Exercise details
Transcribe the records below exactly.

[Start Task input]

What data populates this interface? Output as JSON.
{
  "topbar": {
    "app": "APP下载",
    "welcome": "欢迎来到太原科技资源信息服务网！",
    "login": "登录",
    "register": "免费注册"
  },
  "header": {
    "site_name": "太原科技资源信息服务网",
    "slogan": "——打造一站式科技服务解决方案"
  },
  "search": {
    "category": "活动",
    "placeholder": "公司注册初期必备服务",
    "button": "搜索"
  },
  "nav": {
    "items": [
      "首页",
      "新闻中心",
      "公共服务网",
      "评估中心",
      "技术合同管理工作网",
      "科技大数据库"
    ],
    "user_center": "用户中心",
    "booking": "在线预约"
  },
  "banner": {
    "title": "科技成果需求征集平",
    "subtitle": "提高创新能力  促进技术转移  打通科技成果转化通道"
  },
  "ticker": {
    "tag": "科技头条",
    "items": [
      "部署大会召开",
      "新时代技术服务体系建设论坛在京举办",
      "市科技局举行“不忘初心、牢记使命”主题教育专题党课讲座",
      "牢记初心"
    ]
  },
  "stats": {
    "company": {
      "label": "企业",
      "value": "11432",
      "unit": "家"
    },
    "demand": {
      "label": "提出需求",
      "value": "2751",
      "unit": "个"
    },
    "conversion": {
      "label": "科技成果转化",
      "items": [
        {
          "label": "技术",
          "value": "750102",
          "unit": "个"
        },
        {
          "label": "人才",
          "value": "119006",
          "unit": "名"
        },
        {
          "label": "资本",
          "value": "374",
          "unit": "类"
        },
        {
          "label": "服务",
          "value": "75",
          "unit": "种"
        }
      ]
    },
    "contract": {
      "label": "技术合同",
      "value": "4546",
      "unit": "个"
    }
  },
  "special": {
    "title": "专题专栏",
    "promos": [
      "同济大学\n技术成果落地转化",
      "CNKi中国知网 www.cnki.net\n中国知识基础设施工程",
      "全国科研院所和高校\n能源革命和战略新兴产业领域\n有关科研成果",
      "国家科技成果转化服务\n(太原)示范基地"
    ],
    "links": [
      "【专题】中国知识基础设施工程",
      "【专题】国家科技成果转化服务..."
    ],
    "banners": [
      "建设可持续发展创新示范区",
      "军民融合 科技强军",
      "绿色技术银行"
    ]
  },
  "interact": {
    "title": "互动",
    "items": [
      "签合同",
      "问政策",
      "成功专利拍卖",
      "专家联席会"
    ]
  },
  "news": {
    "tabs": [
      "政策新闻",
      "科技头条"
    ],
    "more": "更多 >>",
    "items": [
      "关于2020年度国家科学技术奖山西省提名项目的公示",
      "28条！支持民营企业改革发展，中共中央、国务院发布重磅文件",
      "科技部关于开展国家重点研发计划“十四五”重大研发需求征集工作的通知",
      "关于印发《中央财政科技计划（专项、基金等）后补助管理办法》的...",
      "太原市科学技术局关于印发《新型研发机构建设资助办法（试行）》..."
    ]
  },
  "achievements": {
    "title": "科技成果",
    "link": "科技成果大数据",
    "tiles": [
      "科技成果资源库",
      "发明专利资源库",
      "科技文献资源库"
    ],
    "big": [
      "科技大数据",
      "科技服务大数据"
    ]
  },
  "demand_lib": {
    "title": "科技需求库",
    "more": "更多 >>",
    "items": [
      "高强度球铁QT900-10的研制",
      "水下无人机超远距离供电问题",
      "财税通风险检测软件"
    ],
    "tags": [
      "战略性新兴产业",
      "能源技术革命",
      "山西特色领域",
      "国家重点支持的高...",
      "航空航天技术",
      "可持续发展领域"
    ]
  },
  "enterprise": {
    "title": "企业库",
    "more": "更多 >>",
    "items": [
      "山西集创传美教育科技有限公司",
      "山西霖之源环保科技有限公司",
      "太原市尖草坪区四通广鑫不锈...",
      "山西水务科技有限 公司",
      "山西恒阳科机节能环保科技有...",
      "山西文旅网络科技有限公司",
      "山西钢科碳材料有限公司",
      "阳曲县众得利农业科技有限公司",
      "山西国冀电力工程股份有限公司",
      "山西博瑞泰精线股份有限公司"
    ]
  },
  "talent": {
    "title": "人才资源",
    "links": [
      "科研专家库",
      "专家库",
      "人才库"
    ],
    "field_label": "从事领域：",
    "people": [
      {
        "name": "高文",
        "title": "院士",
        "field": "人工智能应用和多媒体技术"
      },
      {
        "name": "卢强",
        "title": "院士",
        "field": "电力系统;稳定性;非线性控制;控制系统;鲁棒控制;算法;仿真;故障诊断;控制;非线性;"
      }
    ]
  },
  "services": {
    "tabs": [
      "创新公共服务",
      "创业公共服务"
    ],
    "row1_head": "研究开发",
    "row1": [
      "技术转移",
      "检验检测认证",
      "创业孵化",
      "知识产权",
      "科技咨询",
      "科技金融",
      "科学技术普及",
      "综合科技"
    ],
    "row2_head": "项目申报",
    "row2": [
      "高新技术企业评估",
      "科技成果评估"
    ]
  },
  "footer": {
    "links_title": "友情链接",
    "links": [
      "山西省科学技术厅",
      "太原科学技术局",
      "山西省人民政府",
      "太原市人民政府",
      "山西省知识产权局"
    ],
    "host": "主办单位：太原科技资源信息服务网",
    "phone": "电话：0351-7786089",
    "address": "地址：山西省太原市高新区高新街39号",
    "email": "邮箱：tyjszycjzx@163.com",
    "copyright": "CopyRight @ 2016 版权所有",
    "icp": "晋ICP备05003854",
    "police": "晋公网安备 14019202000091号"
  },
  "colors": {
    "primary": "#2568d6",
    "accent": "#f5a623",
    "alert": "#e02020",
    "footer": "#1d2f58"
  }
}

[End Task input]

Full response
What data populates this interface? Output as JSON.
{
  "topbar": {
    "app": "APP下载",
    "welcome": "欢迎来到太原科技资源信息服务网！",
    "login": "登录",
    "register": "免费注册"
  },
  "header": {
    "site_name": "太原科技资源信息服务网",
    "slogan": "——打造一站式科技服务解决方案"
  },
  "search": {
    "category": "活动",
    "placeholder": "公司注册初期必备服务",
    "button": "搜索"
  },
  "nav": {
    "items": [
      "首页",
      "新闻中心",
      "公共服务网",
      "评估中心",
      "技术合同管理工作网",
      "科技大数据库"
    ],
    "user_center": "用户中心",
    "booking": "在线预约"
  },
  "banner": {
    "title": "科技成果需求征集平",
    "subtitle": "提高创新能力  促进技术转移  打通科技成果转化通道"
  },
  "ticker": {
    "tag": "科技头条",
    "items": [
      "部署大会召开",
      "新时代技术服务体系建设论坛在京举办",
      "市科技局举行“不忘初心、牢记使命”主题教育专题党课讲座",
      "牢记初心"
    ]
  },
  "stats": {
    "company": {
      "label": "企业",
      "value": "11432",
      "unit": "家"
    },
    "demand": {
      "label": "提出需求",
      "value": "2751",
      "unit": "个"
    },
    "conversion": {
      "label": "科技成果转化",
      "items": [
        {
          "label": "技术",
          "value": "750102",
          "unit": "个"
        },
        {
          "label": "人才",
          "value": "119006",
          "unit": "名"
        },
        {
          "label": "资本",
          "value": "374",
          "unit": "类"
        },
        {
          "label": "服务",
          "value": "75",
          "unit": "种"
        }
      ]
    },
    "contract": {
      "label": "技术合同",
      "value": "4546",
      "unit": "个"
    }
  },
  "special": {
    "title": "专题专栏",
    "promos": [
      "同济大学\n技术成果落地转化",
      "CNKi中国知网 www.cnki.net\n中国知识基础设施工程",
      "全国科研院所和高校\n能源革命和战略新兴产业领域\n有关科研成果",
      "国家科技成果转化服务\n(太原)示范基地"
    ],
    "links": [
      "【专题】中国知识基础设施工程",
      "【专题】国家科技成果转化服务..."
    ],
    "banners": [
      "建设可持续发展创新示范区",
      "军民融合 科技强军",
      "绿色技术银行"
    ]
  },
  "interact": {
    "title": "互动",
    "items": [
      "签合同",
      "问政策",
      "成功专利拍卖",
      "专家联席会"
    ]
  },
  "news": {
    "tabs": [
      "政策新闻",
      "科技头条"
    ],
    "more": "更多 >>",
    "items": [
      "关于2020年度国家科学技术奖山西省提名项目的公示",
      "28条！支持民营企业改革发展，中共中央、国务院发布重磅文件",
      "科技部关于开展国家重点研发计划“十四五”重大研发需求征集工作的通知",
      "关于印发《中央财政科技计划（专项、基金等）后补助管理办法》的...",
      "太原市科学技术局关于印发《新型研发机构建设资助办法（试行）》..."
    ]
  },
  "achievements": {
    "title": "科技成果",
    "link": "科技成果大数据",
    "tiles": [
      "科技成果资源库",
      "发明专利资源库",
      "科技文献资源库"
    ],
    "big": [
      "科技大数据",
      "科技服务大数据"
    ]
  },
  "demand_lib": {
    "title": "科技需求库",
    "more": "更多 >>",
    "items": [
      "高强度球铁QT900-10的研制",
      "水下无人机超远距离供电问题",
      "财税通风险检测软件"
    ],
    "tags": [
      "战略性新兴产业",
      "能源技术革命",
      "山西特色领域",
      "国家重点支持的高...",
      "航空航天技术",
      "可持续发展领域"
    ]
  },
  "enterprise": {
    "title": "企业库",
    "more": "更多 >>",
    "items": [
      "山西集创传美教育科技有限公司",
      "山西霖之源环保科技有限公司",
      "太原市尖草坪区四通广鑫不锈...",
      "山西水务科技有限 公司",
      "山西恒阳科机节能环保科技有...",
      "山西文旅网络科技有限公司",
      "山西钢科碳材料有限公司",
      "阳曲县众得利农业科技有限公司",
      "山西国冀电力工程股份有限公司",
      "山西博瑞泰精线股份有限公司"
    ]
  },
  "talent": {
    "title": "人才资源",
    "links": [
      "科研专家库",
      "专家库",
      "人才库"
    ],
    "field_label": "从事领域：",
    "people": [
      {
        "name": "高文",
        "title": "院士",
        "field": "人工智能应用和多媒体技术"
      },
      {
        "name": "卢强",
        "title": "院士",
        "field": "电力系统;稳定性;非线性控制;控制系统;鲁棒控制;算法;仿真;故障诊断;控制;非线性;"
      }
    ]
  },
  "services": {
    "tabs": [
      "创新公共服务",
      "创业公共服务"
    ],
    "row1_head": "研究开发",
    "row1": [
      "技术转移",
      "检验检测认证",
      "创业孵化",
      "知识产权",
      "科技咨询",
      "科技金融",
      "科学技术普及",
      "综合科技"
    ],
    "row2_head": "项目申报",
    "row2": [
      "高新技术企业评估",
      "科技成果评估"
    ]
  },
  "footer": {
    "links_title": "友情链接",
    "links": [
      "山西省科学技术厅",
      "太原科学技术局",
      "山西省人民政府",
      "太原市人民政府",
      "山西省知识产权局"
    ],
    "host": "主办单位：太原科技资源信息服务网",
    "phone": "电话：0351-7786089",
    "address": "地址：山西省太原市高新区高新街39号",
    "email": "邮箱：tyjszycjzx@163.com",
    "copyright": "CopyRight @ 2016 版权所有",
    "icp": "晋ICP备05003854",
    "police": "晋公网安备 14019202000091号"
  },
  "colors": {
    "primary": "#2568d6",
    "accent": "#f5a623",
    "alert": "#e02020",
    "footer": "#1d2f58"
  }
}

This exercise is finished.